Exercise objective: Line by line, transcribe the records exactly.

Stored data
◇ ◇ ◇ ◇ ◇
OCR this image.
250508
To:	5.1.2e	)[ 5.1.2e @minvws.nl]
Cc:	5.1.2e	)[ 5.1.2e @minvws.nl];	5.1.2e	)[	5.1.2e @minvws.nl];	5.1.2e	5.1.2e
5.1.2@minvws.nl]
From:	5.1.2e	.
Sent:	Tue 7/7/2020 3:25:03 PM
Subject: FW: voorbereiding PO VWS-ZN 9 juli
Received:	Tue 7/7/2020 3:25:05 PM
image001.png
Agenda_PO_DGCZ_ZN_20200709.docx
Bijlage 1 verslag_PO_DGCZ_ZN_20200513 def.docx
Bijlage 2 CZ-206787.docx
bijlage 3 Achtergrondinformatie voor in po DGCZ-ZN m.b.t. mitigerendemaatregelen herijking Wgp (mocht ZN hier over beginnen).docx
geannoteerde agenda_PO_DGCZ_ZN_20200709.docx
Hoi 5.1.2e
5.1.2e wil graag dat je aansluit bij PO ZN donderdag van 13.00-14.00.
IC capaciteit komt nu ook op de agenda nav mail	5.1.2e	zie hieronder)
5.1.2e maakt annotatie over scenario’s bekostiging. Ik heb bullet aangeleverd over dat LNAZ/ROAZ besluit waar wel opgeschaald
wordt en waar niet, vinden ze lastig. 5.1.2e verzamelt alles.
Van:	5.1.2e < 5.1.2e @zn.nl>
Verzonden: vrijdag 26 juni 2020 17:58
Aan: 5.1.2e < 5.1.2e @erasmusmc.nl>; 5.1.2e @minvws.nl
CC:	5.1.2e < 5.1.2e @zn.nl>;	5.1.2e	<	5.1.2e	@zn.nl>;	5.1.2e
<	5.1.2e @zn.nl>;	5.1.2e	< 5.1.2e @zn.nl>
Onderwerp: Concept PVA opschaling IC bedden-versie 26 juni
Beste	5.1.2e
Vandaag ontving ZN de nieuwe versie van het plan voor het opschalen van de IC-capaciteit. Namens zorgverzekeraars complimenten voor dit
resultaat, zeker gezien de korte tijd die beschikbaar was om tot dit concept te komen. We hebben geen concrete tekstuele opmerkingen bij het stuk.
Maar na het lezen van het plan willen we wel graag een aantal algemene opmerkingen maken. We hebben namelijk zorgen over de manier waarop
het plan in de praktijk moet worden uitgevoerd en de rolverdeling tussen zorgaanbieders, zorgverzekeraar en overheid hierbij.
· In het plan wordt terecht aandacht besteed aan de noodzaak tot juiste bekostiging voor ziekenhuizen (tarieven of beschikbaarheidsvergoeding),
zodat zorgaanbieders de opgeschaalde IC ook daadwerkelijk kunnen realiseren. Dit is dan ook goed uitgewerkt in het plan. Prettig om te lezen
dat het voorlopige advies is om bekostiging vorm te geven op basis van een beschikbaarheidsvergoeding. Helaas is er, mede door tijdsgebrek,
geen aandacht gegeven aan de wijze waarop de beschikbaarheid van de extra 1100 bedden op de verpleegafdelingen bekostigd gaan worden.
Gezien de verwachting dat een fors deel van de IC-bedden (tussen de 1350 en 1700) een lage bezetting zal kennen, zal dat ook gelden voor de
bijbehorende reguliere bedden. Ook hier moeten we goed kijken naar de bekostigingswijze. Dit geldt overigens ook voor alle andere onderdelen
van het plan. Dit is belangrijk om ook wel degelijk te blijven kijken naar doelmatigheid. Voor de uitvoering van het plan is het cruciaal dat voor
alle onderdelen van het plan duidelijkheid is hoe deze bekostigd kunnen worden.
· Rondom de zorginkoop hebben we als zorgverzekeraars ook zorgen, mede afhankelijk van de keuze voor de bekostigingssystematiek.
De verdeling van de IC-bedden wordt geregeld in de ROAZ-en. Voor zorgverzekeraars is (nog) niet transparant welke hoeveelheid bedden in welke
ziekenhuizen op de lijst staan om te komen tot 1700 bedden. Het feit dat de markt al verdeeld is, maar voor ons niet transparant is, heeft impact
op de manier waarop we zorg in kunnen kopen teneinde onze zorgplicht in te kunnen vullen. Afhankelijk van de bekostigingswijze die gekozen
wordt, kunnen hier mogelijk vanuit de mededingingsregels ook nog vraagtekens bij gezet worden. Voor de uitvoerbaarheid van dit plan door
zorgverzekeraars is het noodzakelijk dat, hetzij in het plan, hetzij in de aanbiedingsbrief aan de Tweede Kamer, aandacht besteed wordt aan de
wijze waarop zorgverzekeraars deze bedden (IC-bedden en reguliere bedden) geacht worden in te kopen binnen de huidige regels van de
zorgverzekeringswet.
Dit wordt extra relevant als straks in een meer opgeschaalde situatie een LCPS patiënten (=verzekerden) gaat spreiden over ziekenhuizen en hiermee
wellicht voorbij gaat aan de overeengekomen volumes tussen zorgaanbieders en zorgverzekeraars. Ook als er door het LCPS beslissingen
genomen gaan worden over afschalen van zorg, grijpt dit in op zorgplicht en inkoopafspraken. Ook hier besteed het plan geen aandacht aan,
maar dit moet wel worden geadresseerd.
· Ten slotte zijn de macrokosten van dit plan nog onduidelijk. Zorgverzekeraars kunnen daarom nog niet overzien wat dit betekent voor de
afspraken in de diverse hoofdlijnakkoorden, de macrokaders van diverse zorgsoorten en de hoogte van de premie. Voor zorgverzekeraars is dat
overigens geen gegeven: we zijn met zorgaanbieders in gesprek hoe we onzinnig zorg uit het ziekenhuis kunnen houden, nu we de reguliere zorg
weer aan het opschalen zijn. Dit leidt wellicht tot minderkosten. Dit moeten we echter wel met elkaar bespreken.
◇ ◇ ◇ ◇ ◇
Output below:
OCR this image.
250508
To:	5.1.2e	)[ 5.1.2e @minvws.nl]
Cc:	5.1.2e	)[ 5.1.2e @minvws.nl];	5.1.2e	)[	5.1.2e @minvws.nl];	5.1.2e	5.1.2e
5.1.2@minvws.nl]
From:	5.1.2e	.
Sent:	Tue 7/7/2020 3:25:03 PM
Subject: FW: voorbereiding PO VWS-ZN 9 juli
Received:	Tue 7/7/2020 3:25:05 PM
image001.png
Agenda_PO_DGCZ_ZN_20200709.docx
Bijlage 1 verslag_PO_DGCZ_ZN_20200513 def.docx
Bijlage 2 CZ-206787.docx
bijlage 3 Achtergrondinformatie voor in po DGCZ-ZN m.b.t. mitigerendemaatregelen herijking Wgp (mocht ZN hier over beginnen).docx
geannoteerde agenda_PO_DGCZ_ZN_20200709.docx
Hoi 5.1.2e
5.1.2e wil graag dat je aansluit bij PO ZN donderdag van 13.00-14.00.
IC capaciteit komt nu ook op de agenda nav mail	5.1.2e	zie hieronder)
5.1.2e maakt annotatie over scenario’s bekostiging. Ik heb bullet aangeleverd over dat LNAZ/ROAZ besluit waar wel opgeschaald
wordt en waar niet, vinden ze lastig. 5.1.2e verzamelt alles.
Van:	5.1.2e < 5.1.2e @zn.nl>
Verzonden: vrijdag 26 juni 2020 17:58
Aan: 5.1.2e < 5.1.2e @erasmusmc.nl>; 5.1.2e @minvws.nl
CC:	5.1.2e < 5.1.2e @zn.nl>;	5.1.2e	<	5.1.2e	@zn.nl>;	5.1.2e
<	5.1.2e @zn.nl>;	5.1.2e	< 5.1.2e @zn.nl>
Onderwerp: Concept PVA opschaling IC bedden-versie 26 juni
Beste	5.1.2e
Vandaag ontving ZN de nieuwe versie van het plan voor het opschalen van de IC-capaciteit. Namens zorgverzekeraars complimenten voor dit
resultaat, zeker gezien de korte tijd die beschikbaar was om tot dit concept te komen. We hebben geen concrete tekstuele opmerkingen bij het stuk.
Maar na het lezen van het plan willen we wel graag een aantal algemene opmerkingen maken. We hebben namelijk zorgen over de manier waarop
het plan in de praktijk moet worden uitgevoerd en de rolverdeling tussen zorgaanbieders, zorgverzekeraar en overheid hierbij.
· In het plan wordt terecht aandacht besteed aan de noodzaak tot juiste bekostiging voor ziekenhuizen (tarieven of beschikbaarheidsvergoeding),
zodat zorgaanbieders de opgeschaalde IC ook daadwerkelijk kunnen realiseren. Dit is dan ook goed uitgewerkt in het plan. Prettig om te lezen
dat het voorlopige advies is om bekostiging vorm te geven op basis van een beschikbaarheidsvergoeding. Helaas is er, mede door tijdsgebrek,
geen aandacht gegeven aan de wijze waarop de beschikbaarheid van de extra 1100 bedden op de verpleegafdelingen bekostigd gaan worden.
Gezien de verwachting dat een fors deel van de IC-bedden (tussen de 1350 en 1700) een lage bezetting zal kennen, zal dat ook gelden voor de
bijbehorende reguliere bedden. Ook hier moeten we goed kijken naar de bekostigingswijze. Dit geldt overigens ook voor alle andere onderdelen
van het plan. Dit is belangrijk om ook wel degelijk te blijven kijken naar doelmatigheid. Voor de uitvoering van het plan is het cruciaal dat voor
alle onderdelen van het plan duidelijkheid is hoe deze bekostigd kunnen worden.
· Rondom de zorginkoop hebben we als zorgverzekeraars ook zorgen, mede afhankelijk van de keuze voor de bekostigingssystematiek.
De verdeling van de IC-bedden wordt geregeld in de ROAZ-en. Voor zorgverzekeraars is (nog) niet transparant welke hoeveelheid bedden in welke
ziekenhuizen op de lijst staan om te komen tot 1700 bedden. Het feit dat de markt al verdeeld is, maar voor ons niet transparant is, heeft impact
op de manier waarop we zorg in kunnen kopen teneinde onze zorgplicht in te kunnen vullen. Afhankelijk van de bekostigingswijze die gekozen
wordt, kunnen hier mogelijk vanuit de mededingingsregels ook nog vraagtekens bij gezet worden. Voor de uitvoerbaarheid van dit plan door
zorgverzekeraars is het noodzakelijk dat, hetzij in het plan, hetzij in de aanbiedingsbrief aan de Tweede Kamer, aandacht besteed wordt aan de
wijze waarop zorgverzekeraars deze bedden (IC-bedden en reguliere bedden) geacht worden in te kopen binnen de huidige regels van de
zorgverzekeringswet.
Dit wordt extra relevant als straks in een meer opgeschaalde situatie een LCPS patiënten (=verzekerden) gaat spreiden over ziekenhuizen en hiermee
wellicht voorbij gaat aan de overeengekomen volumes tussen zorgaanbieders en zorgverzekeraars. Ook als er door het LCPS beslissingen
genomen gaan worden over afschalen van zorg, grijpt dit in op zorgplicht en inkoopafspraken. Ook hier besteed het plan geen aandacht aan,
maar dit moet wel worden geadresseerd.
· Ten slotte zijn de macrokosten van dit plan nog onduidelijk. Zorgverzekeraars kunnen daarom nog niet overzien wat dit betekent voor de
afspraken in de diverse hoofdlijnakkoorden, de macrokaders van diverse zorgsoorten en de hoogte van de premie. Voor zorgverzekeraars is dat
overigens geen gegeven: we zijn met zorgaanbieders in gesprek hoe we onzinnig zorg uit het ziekenhuis kunnen houden, nu we de reguliere zorg
weer aan het opschalen zijn. Dit leidt wellicht tot minderkosten. Dit moeten we echter wel met elkaar bespreken.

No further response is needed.